─── DATA LISTING ───

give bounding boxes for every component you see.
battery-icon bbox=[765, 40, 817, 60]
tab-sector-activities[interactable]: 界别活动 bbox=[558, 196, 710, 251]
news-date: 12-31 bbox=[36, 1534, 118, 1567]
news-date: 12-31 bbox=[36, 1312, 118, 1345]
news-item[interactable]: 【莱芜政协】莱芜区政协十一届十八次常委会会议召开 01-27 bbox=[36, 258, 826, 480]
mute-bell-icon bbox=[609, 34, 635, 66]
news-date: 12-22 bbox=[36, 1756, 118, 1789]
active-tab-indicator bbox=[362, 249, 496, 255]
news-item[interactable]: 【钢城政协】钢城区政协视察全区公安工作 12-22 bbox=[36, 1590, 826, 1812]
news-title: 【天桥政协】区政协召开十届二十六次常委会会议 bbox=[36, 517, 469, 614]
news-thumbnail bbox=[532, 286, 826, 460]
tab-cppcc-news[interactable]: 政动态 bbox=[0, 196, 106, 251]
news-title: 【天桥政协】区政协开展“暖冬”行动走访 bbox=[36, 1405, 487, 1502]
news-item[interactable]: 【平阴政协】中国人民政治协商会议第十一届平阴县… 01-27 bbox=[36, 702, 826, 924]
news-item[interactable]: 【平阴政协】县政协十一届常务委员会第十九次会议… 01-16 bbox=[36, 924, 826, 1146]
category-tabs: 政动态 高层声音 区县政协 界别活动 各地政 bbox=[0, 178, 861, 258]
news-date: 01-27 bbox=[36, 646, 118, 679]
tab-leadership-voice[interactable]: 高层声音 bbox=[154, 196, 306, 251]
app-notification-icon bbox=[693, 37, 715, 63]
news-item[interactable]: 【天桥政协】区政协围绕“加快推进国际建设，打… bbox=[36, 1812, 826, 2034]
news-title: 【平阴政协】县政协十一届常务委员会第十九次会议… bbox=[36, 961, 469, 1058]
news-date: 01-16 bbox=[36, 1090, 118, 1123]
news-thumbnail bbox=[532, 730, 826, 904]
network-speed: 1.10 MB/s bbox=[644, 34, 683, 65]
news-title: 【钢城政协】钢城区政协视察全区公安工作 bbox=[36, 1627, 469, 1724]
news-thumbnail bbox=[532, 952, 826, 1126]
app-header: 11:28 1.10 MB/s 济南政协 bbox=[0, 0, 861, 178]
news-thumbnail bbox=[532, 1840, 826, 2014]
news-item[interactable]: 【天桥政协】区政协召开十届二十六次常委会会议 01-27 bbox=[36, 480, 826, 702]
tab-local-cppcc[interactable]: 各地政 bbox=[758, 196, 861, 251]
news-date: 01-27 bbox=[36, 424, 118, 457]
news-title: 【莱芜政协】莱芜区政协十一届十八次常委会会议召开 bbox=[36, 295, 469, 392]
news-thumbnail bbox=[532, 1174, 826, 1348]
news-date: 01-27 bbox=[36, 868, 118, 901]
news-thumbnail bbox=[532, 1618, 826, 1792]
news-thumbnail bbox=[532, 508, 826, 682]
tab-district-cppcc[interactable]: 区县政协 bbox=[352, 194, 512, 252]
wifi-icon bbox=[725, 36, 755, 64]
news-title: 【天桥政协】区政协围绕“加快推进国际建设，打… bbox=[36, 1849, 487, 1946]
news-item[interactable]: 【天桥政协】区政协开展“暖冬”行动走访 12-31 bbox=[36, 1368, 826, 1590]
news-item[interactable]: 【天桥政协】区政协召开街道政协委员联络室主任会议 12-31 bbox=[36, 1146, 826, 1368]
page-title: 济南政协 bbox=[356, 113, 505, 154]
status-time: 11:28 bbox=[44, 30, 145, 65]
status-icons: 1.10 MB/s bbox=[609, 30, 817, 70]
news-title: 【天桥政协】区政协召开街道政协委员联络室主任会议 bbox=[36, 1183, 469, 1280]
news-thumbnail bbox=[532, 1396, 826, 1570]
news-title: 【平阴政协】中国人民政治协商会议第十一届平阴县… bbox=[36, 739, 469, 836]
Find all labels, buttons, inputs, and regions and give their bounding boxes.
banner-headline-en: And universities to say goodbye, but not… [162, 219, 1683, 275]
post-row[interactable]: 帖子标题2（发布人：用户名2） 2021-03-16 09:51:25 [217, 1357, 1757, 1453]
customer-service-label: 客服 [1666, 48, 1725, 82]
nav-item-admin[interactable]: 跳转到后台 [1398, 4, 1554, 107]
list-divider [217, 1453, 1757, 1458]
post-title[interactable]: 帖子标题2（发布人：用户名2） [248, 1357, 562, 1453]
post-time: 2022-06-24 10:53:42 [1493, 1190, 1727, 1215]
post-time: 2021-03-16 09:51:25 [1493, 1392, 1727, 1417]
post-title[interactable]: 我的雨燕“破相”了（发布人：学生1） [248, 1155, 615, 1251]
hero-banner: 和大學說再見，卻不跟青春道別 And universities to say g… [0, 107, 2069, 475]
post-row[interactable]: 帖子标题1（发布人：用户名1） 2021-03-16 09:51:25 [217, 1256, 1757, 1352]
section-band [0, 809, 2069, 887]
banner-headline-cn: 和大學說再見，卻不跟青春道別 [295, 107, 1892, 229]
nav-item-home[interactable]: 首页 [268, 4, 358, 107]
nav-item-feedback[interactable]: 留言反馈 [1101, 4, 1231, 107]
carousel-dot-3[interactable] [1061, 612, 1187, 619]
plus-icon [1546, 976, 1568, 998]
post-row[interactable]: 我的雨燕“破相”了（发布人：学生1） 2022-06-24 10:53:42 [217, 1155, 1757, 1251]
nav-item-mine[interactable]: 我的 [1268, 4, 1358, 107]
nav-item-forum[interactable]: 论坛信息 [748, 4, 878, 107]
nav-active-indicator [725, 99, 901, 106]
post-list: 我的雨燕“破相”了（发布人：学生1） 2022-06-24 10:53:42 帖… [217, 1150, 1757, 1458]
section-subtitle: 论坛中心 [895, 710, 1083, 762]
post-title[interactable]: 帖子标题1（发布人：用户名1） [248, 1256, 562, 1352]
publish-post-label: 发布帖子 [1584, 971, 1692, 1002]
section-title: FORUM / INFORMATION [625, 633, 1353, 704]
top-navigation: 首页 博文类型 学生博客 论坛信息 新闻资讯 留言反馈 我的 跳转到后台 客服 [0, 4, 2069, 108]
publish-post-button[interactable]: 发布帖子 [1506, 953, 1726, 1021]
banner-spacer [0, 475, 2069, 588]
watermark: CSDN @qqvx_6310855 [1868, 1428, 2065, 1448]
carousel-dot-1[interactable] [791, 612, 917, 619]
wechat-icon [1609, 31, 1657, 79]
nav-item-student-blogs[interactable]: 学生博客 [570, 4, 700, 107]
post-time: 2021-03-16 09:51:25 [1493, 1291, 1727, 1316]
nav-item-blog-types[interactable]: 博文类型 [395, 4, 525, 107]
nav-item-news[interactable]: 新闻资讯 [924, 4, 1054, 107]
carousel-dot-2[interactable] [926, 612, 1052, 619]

───

- _YOUR OBJECTIVE_
Reproduce the listing above verbatim, line by line, changing nothing.

- _COMPLETED EXERCISE_
give bounding boxes for every component you see.
battery-icon bbox=[765, 40, 817, 60]
tab-sector-activities[interactable]: 界别活动 bbox=[558, 196, 710, 251]
news-date: 12-31 bbox=[36, 1534, 118, 1567]
news-date: 12-31 bbox=[36, 1312, 118, 1345]
news-item[interactable]: 【莱芜政协】莱芜区政协十一届十八次常委会会议召开 01-27 bbox=[36, 258, 826, 480]
mute-bell-icon bbox=[609, 34, 635, 66]
news-date: 12-22 bbox=[36, 1756, 118, 1789]
active-tab-indicator bbox=[362, 249, 496, 255]
news-item[interactable]: 【钢城政协】钢城区政协视察全区公安工作 12-22 bbox=[36, 1590, 826, 1812]
news-title: 【天桥政协】区政协召开十届二十六次常委会会议 bbox=[36, 517, 469, 614]
news-thumbnail bbox=[532, 286, 826, 460]
tab-cppcc-news[interactable]: 政动态 bbox=[0, 196, 106, 251]
news-title: 【天桥政协】区政协开展“暖冬”行动走访 bbox=[36, 1405, 487, 1502]
news-item[interactable]: 【平阴政协】中国人民政治协商会议第十一届平阴县… 01-27 bbox=[36, 702, 826, 924]
news-item[interactable]: 【平阴政协】县政协十一届常务委员会第十九次会议… 01-16 bbox=[36, 924, 826, 1146]
category-tabs: 政动态 高层声音 区县政协 界别活动 各地政 bbox=[0, 178, 861, 258]
news-date: 01-27 bbox=[36, 646, 118, 679]
tab-leadership-voice[interactable]: 高层声音 bbox=[154, 196, 306, 251]
app-notification-icon bbox=[693, 37, 715, 63]
news-item[interactable]: 【天桥政协】区政协围绕“加快推进国际建设，打… bbox=[36, 1812, 826, 2034]
news-title: 【平阴政协】县政协十一届常务委员会第十九次会议… bbox=[36, 961, 469, 1058]
news-date: 01-16 bbox=[36, 1090, 118, 1123]
news-thumbnail bbox=[532, 730, 826, 904]
network-speed: 1.10 MB/s bbox=[644, 34, 683, 65]
news-title: 【钢城政协】钢城区政协视察全区公安工作 bbox=[36, 1627, 469, 1724]
news-thumbnail bbox=[532, 952, 826, 1126]
app-header: 11:28 1.10 MB/s 济南政协 bbox=[0, 0, 861, 178]
news-thumbnail bbox=[532, 1840, 826, 2014]
news-item[interactable]: 【天桥政协】区政协召开十届二十六次常委会会议 01-27 bbox=[36, 480, 826, 702]
tab-local-cppcc[interactable]: 各地政 bbox=[758, 196, 861, 251]
news-date: 01-27 bbox=[36, 424, 118, 457]
news-title: 【莱芜政协】莱芜区政协十一届十八次常委会会议召开 bbox=[36, 295, 469, 392]
news-thumbnail bbox=[532, 1174, 826, 1348]
news-date: 01-27 bbox=[36, 868, 118, 901]
news-thumbnail bbox=[532, 1618, 826, 1792]
news-thumbnail bbox=[532, 508, 826, 682]
tab-district-cppcc[interactable]: 区县政协 bbox=[352, 194, 512, 252]
wifi-icon bbox=[725, 36, 755, 64]
news-title: 【天桥政协】区政协围绕“加快推进国际建设，打… bbox=[36, 1849, 487, 1946]
news-item[interactable]: 【天桥政协】区政协开展“暖冬”行动走访 12-31 bbox=[36, 1368, 826, 1590]
news-item[interactable]: 【天桥政协】区政协召开街道政协委员联络室主任会议 12-31 bbox=[36, 1146, 826, 1368]
page-title: 济南政协 bbox=[356, 113, 505, 154]
status-time: 11:28 bbox=[44, 30, 145, 65]
status-icons: 1.10 MB/s bbox=[609, 30, 817, 70]
news-title: 【天桥政协】区政协召开街道政协委员联络室主任会议 bbox=[36, 1183, 469, 1280]
news-thumbnail bbox=[532, 1396, 826, 1570]
news-title: 【平阴政协】中国人民政治协商会议第十一届平阴县… bbox=[36, 739, 469, 836]
Find all labels, buttons, inputs, and regions and give their bounding boxes.
banner-headline-en: And universities to say goodbye, but not… [162, 219, 1683, 275]
post-row[interactable]: 帖子标题2（发布人：用户名2） 2021-03-16 09:51:25 [217, 1357, 1757, 1453]
customer-service-label: 客服 [1666, 48, 1725, 82]
nav-item-admin[interactable]: 跳转到后台 [1398, 4, 1554, 107]
list-divider [217, 1453, 1757, 1458]
post-title[interactable]: 帖子标题2（发布人：用户名2） [248, 1357, 562, 1453]
post-time: 2022-06-24 10:53:42 [1493, 1190, 1727, 1215]
post-time: 2021-03-16 09:51:25 [1493, 1392, 1727, 1417]
post-title[interactable]: 我的雨燕“破相”了（发布人：学生1） [248, 1155, 615, 1251]
hero-banner: 和大學說再見，卻不跟青春道別 And universities to say g… [0, 107, 2069, 475]
post-row[interactable]: 帖子标题1（发布人：用户名1） 2021-03-16 09:51:25 [217, 1256, 1757, 1352]
section-band [0, 809, 2069, 887]
banner-headline-cn: 和大學說再見，卻不跟青春道別 [295, 107, 1892, 229]
nav-item-home[interactable]: 首页 [268, 4, 358, 107]
nav-item-feedback[interactable]: 留言反馈 [1101, 4, 1231, 107]
carousel-dot-3[interactable] [1061, 612, 1187, 619]
plus-icon [1546, 976, 1568, 998]
post-row[interactable]: 我的雨燕“破相”了（发布人：学生1） 2022-06-24 10:53:42 [217, 1155, 1757, 1251]
nav-item-mine[interactable]: 我的 [1268, 4, 1358, 107]
nav-item-forum[interactable]: 论坛信息 [748, 4, 878, 107]
nav-active-indicator [725, 99, 901, 106]
post-list: 我的雨燕“破相”了（发布人：学生1） 2022-06-24 10:53:42 帖… [217, 1150, 1757, 1458]
section-subtitle: 论坛中心 [895, 710, 1083, 762]
post-title[interactable]: 帖子标题1（发布人：用户名1） [248, 1256, 562, 1352]
publish-post-label: 发布帖子 [1584, 971, 1692, 1002]
section-title: FORUM / INFORMATION [625, 633, 1353, 704]
top-navigation: 首页 博文类型 学生博客 论坛信息 新闻资讯 留言反馈 我的 跳转到后台 客服 [0, 4, 2069, 108]
publish-post-button[interactable]: 发布帖子 [1506, 953, 1726, 1021]
banner-spacer [0, 475, 2069, 588]
watermark: CSDN @qqvx_6310855 [1868, 1428, 2065, 1448]
carousel-dot-1[interactable] [791, 612, 917, 619]
wechat-icon [1609, 31, 1657, 79]
nav-item-student-blogs[interactable]: 学生博客 [570, 4, 700, 107]
post-time: 2021-03-16 09:51:25 [1493, 1291, 1727, 1316]
nav-item-blog-types[interactable]: 博文类型 [395, 4, 525, 107]
nav-item-news[interactable]: 新闻资讯 [924, 4, 1054, 107]
carousel-dot-2[interactable] [926, 612, 1052, 619]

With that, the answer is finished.